[start]

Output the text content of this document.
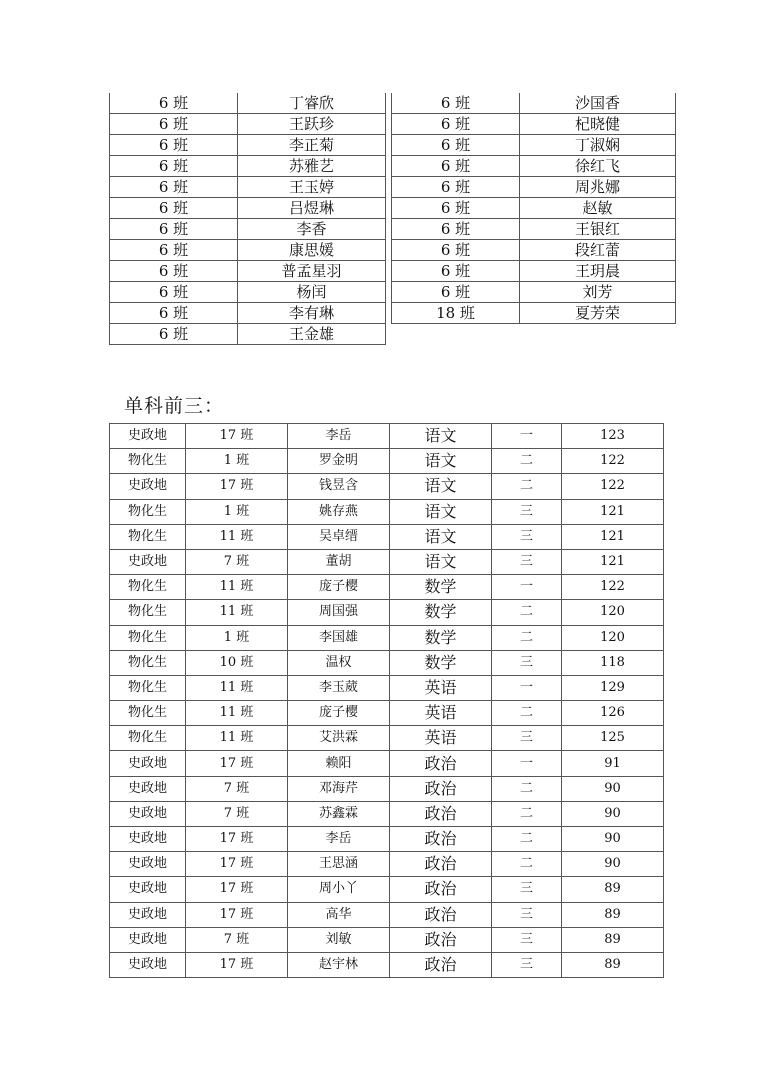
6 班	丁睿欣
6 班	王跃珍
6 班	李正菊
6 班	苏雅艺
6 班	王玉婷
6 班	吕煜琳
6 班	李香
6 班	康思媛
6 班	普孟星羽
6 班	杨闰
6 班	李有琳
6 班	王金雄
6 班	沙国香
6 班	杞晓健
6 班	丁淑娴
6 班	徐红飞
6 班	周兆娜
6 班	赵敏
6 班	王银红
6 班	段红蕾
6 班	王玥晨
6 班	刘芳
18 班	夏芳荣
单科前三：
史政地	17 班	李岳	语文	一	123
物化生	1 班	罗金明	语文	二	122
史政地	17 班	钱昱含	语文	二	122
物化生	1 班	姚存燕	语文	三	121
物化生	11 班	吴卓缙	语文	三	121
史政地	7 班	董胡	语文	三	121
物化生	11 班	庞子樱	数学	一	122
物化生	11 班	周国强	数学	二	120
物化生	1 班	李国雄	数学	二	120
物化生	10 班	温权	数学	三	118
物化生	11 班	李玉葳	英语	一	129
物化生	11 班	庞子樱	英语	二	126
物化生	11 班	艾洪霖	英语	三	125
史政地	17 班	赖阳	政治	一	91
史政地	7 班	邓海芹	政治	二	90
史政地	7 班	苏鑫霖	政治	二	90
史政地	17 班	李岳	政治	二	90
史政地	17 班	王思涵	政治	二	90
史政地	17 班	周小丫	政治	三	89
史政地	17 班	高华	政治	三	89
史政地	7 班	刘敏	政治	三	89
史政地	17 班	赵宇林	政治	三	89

[end]

Skip the pictures and transcribe the rest of the records exactly.

## [The answer]
Output the text content of this document.
6 班	丁睿欣
6 班	王跃珍
6 班	李正菊
6 班	苏雅艺
6 班	王玉婷
6 班	吕煜琳
6 班	李香
6 班	康思媛
6 班	普孟星羽
6 班	杨闰
6 班	李有琳
6 班	王金雄
6 班	沙国香
6 班	杞晓健
6 班	丁淑娴
6 班	徐红飞
6 班	周兆娜
6 班	赵敏
6 班	王银红
6 班	段红蕾
6 班	王玥晨
6 班	刘芳
18 班	夏芳荣
单科前三：
史政地	17 班	李岳	语文	一	123
物化生	1 班	罗金明	语文	二	122
史政地	17 班	钱昱含	语文	二	122
物化生	1 班	姚存燕	语文	三	121
物化生	11 班	吴卓缙	语文	三	121
史政地	7 班	董胡	语文	三	121
物化生	11 班	庞子樱	数学	一	122
物化生	11 班	周国强	数学	二	120
物化生	1 班	李国雄	数学	二	120
物化生	10 班	温权	数学	三	118
物化生	11 班	李玉葳	英语	一	129
物化生	11 班	庞子樱	英语	二	126
物化生	11 班	艾洪霖	英语	三	125
史政地	17 班	赖阳	政治	一	91
史政地	7 班	邓海芹	政治	二	90
史政地	7 班	苏鑫霖	政治	二	90
史政地	17 班	李岳	政治	二	90
史政地	17 班	王思涵	政治	二	90
史政地	17 班	周小丫	政治	三	89
史政地	17 班	高华	政治	三	89
史政地	7 班	刘敏	政治	三	89
史政地	17 班	赵宇林	政治	三	89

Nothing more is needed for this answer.